# start of Dataset content
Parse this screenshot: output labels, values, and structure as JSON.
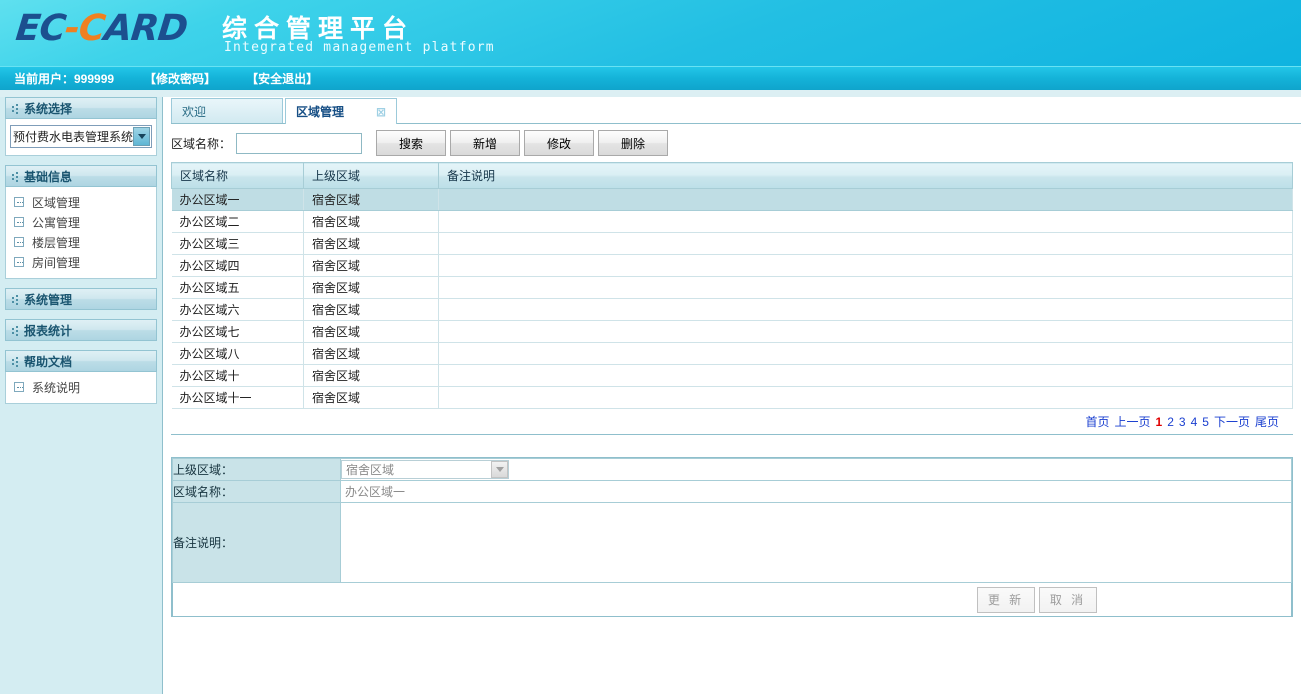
{
  "header": {
    "logo_part1": "EC",
    "logo_part2": "-C",
    "logo_part3": "ARD",
    "brand_cn": "综合管理平台",
    "brand_en": "Integrated management platform",
    "accent_dark": "#1c4f8f",
    "accent_orange": "#f08020"
  },
  "userbar": {
    "current_user_label": "当前用户：999999",
    "change_password": "【修改密码】",
    "safe_exit": "【安全退出】"
  },
  "sidebar": {
    "panels": [
      {
        "title": "系统选择",
        "type": "select",
        "selected": "预付费水电表管理系统"
      },
      {
        "title": "基础信息",
        "type": "menu",
        "items": [
          "区域管理",
          "公寓管理",
          "楼层管理",
          "房间管理"
        ]
      },
      {
        "title": "系统管理",
        "type": "header-only",
        "items": []
      },
      {
        "title": "报表统计",
        "type": "header-only",
        "items": []
      },
      {
        "title": "帮助文档",
        "type": "menu",
        "items": [
          "系统说明"
        ]
      }
    ]
  },
  "tabs": [
    {
      "label": "欢迎",
      "active": false,
      "closable": false
    },
    {
      "label": "区域管理",
      "active": true,
      "closable": true,
      "close_icon": "⊠"
    }
  ],
  "toolbar": {
    "search_label": "区域名称：",
    "search_value": "",
    "search_placeholder": "",
    "buttons": [
      "搜索",
      "新增",
      "修改",
      "删除"
    ]
  },
  "grid": {
    "columns": [
      "区域名称",
      "上级区域",
      "备注说明"
    ],
    "rows": [
      {
        "name": "办公区域一",
        "parent": "宿舍区域",
        "memo": "",
        "selected": true
      },
      {
        "name": "办公区域二",
        "parent": "宿舍区域",
        "memo": "",
        "selected": false
      },
      {
        "name": "办公区域三",
        "parent": "宿舍区域",
        "memo": "",
        "selected": false
      },
      {
        "name": "办公区域四",
        "parent": "宿舍区域",
        "memo": "",
        "selected": false
      },
      {
        "name": "办公区域五",
        "parent": "宿舍区域",
        "memo": "",
        "selected": false
      },
      {
        "name": "办公区域六",
        "parent": "宿舍区域",
        "memo": "",
        "selected": false
      },
      {
        "name": "办公区域七",
        "parent": "宿舍区域",
        "memo": "",
        "selected": false
      },
      {
        "name": "办公区域八",
        "parent": "宿舍区域",
        "memo": "",
        "selected": false
      },
      {
        "name": "办公区域十",
        "parent": "宿舍区域",
        "memo": "",
        "selected": false
      },
      {
        "name": "办公区域十一",
        "parent": "宿舍区域",
        "memo": "",
        "selected": false
      }
    ]
  },
  "pager": {
    "first": "首页",
    "prev": "上一页",
    "pages": [
      "1",
      "2",
      "3",
      "4",
      "5"
    ],
    "current": "1",
    "next": "下一页",
    "last": "尾页",
    "current_color": "#e00000",
    "link_color": "#1a3fd0"
  },
  "form": {
    "parent_label": "上级区域：",
    "parent_value": "宿舍区域",
    "name_label": "区域名称：",
    "name_value": "办公区域一",
    "memo_label": "备注说明：",
    "memo_value": "",
    "update_button": "更 新",
    "cancel_button": "取 消"
  }
}
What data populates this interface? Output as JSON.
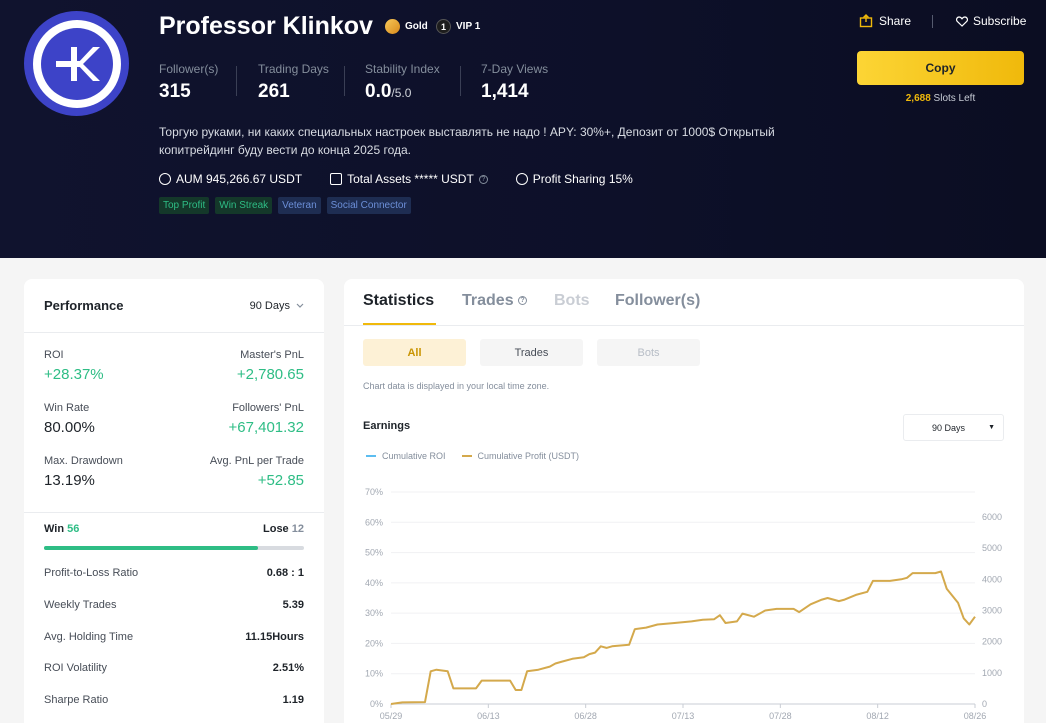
{
  "profile": {
    "name": "Professor Klinkov",
    "badges": {
      "gold": "Gold",
      "vip": "VIP 1",
      "vip_num": "1"
    },
    "stats": [
      {
        "label": "Follower(s)",
        "value": "315",
        "suffix": ""
      },
      {
        "label": "Trading Days",
        "value": "261",
        "suffix": ""
      },
      {
        "label": "Stability Index",
        "value": "0.0",
        "suffix": "/5.0"
      },
      {
        "label": "7-Day Views",
        "value": "1,414",
        "suffix": ""
      }
    ],
    "description": "Торгую руками, ни каких специальных настроек выставлять не надо ! APY: 30%+, Депозит от 1000$ Открытый копитрейдинг буду вести до конца 2025 года.",
    "aum": "AUM 945,266.67 USDT",
    "total_assets": "Total Assets ***** USDT",
    "profit_sharing": "Profit Sharing 15%",
    "tags": [
      "Top Profit",
      "Win Streak",
      "Veteran",
      "Social Connector"
    ]
  },
  "actions": {
    "share": "Share",
    "subscribe": "Subscribe",
    "copy": "Copy",
    "slots_num": "2,688",
    "slots_text": "Slots Left"
  },
  "performance": {
    "title": "Performance",
    "period": "90 Days",
    "roi_label": "ROI",
    "roi": "+28.37%",
    "master_pnl_label": "Master's PnL",
    "master_pnl": "+2,780.65",
    "win_rate_label": "Win Rate",
    "win_rate": "80.00%",
    "followers_pnl_label": "Followers' PnL",
    "followers_pnl": "+67,401.32",
    "drawdown_label": "Max. Drawdown",
    "drawdown": "13.19%",
    "avg_pnl_label": "Avg. PnL per Trade",
    "avg_pnl": "+52.85",
    "win_label": "Win",
    "win": "56",
    "lose_label": "Lose",
    "lose": "12",
    "win_fraction": 0.8235,
    "rows": [
      {
        "k": "Profit-to-Loss Ratio",
        "v": "0.68 : 1"
      },
      {
        "k": "Weekly Trades",
        "v": "5.39"
      },
      {
        "k": "Avg. Holding Time",
        "v": "11.15Hours"
      },
      {
        "k": "ROI Volatility",
        "v": "2.51%"
      },
      {
        "k": "Sharpe Ratio",
        "v": "1.19"
      }
    ]
  },
  "tabs": {
    "statistics": "Statistics",
    "trades": "Trades",
    "bots": "Bots",
    "followers": "Follower(s)"
  },
  "subtabs": {
    "all": "All",
    "trades": "Trades",
    "bots": "Bots"
  },
  "note": "Chart data is displayed in your local time zone.",
  "earnings": {
    "title": "Earnings",
    "range": "90 Days",
    "legend_roi": "Cumulative ROI",
    "legend_profit": "Cumulative Profit (USDT)"
  },
  "colors": {
    "roi": "#5cbdf0",
    "profit": "#d4a94c",
    "accent": "#f0b90b",
    "green": "#2ebd85"
  },
  "chart_data": {
    "type": "line",
    "x_ticks": [
      "05/29",
      "06/13",
      "06/28",
      "07/13",
      "07/28",
      "08/12",
      "08/26"
    ],
    "y_left_ticks": [
      "0%",
      "10%",
      "20%",
      "30%",
      "40%",
      "50%",
      "60%",
      "70%"
    ],
    "y_right_ticks": [
      "0",
      "1000",
      "2000",
      "3000",
      "4000",
      "5000",
      "6000"
    ],
    "y_right_range": [
      0,
      6000
    ],
    "series": [
      {
        "name": "Cumulative Profit (USDT)",
        "axis": "right",
        "points": [
          [
            0,
            0
          ],
          [
            2,
            50
          ],
          [
            6,
            60
          ],
          [
            7,
            1050
          ],
          [
            8,
            1100
          ],
          [
            10,
            1050
          ],
          [
            11,
            500
          ],
          [
            15,
            500
          ],
          [
            16,
            750
          ],
          [
            21,
            750
          ],
          [
            22,
            450
          ],
          [
            23,
            450
          ],
          [
            24,
            1050
          ],
          [
            26,
            1100
          ],
          [
            28,
            1200
          ],
          [
            29,
            1300
          ],
          [
            30,
            1350
          ],
          [
            32,
            1450
          ],
          [
            34,
            1500
          ],
          [
            35,
            1600
          ],
          [
            36,
            1650
          ],
          [
            37,
            1850
          ],
          [
            38,
            1800
          ],
          [
            39,
            1850
          ],
          [
            42,
            1900
          ],
          [
            43,
            2400
          ],
          [
            45,
            2450
          ],
          [
            47,
            2550
          ],
          [
            50,
            2600
          ],
          [
            53,
            2650
          ],
          [
            55,
            2700
          ],
          [
            57,
            2720
          ],
          [
            58,
            2850
          ],
          [
            59,
            2600
          ],
          [
            61,
            2650
          ],
          [
            62,
            2900
          ],
          [
            64,
            2800
          ],
          [
            66,
            3000
          ],
          [
            68,
            3050
          ],
          [
            71,
            3050
          ],
          [
            72,
            2950
          ],
          [
            74,
            3200
          ],
          [
            76,
            3350
          ],
          [
            77,
            3400
          ],
          [
            79,
            3300
          ],
          [
            80,
            3350
          ],
          [
            82,
            3500
          ],
          [
            84,
            3600
          ],
          [
            85,
            3950
          ],
          [
            87,
            3950
          ],
          [
            88,
            3950
          ],
          [
            90,
            4000
          ],
          [
            91,
            4050
          ],
          [
            92,
            4200
          ],
          [
            96,
            4200
          ],
          [
            97,
            4250
          ],
          [
            98,
            3700
          ],
          [
            100,
            3250
          ],
          [
            101,
            2750
          ],
          [
            102,
            2550
          ],
          [
            103,
            2800
          ]
        ]
      }
    ]
  }
}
# end of Dataset content
Directions for this task
Pick out the lines containing the word "title" and show them.

Result
        "title": "系统选择",
        "title": "基础信息",
        "title": "系统管理",
        "title": "报表统计",
        "title": "帮助文档",
    "title": "Performance",
    "title": "Earnings",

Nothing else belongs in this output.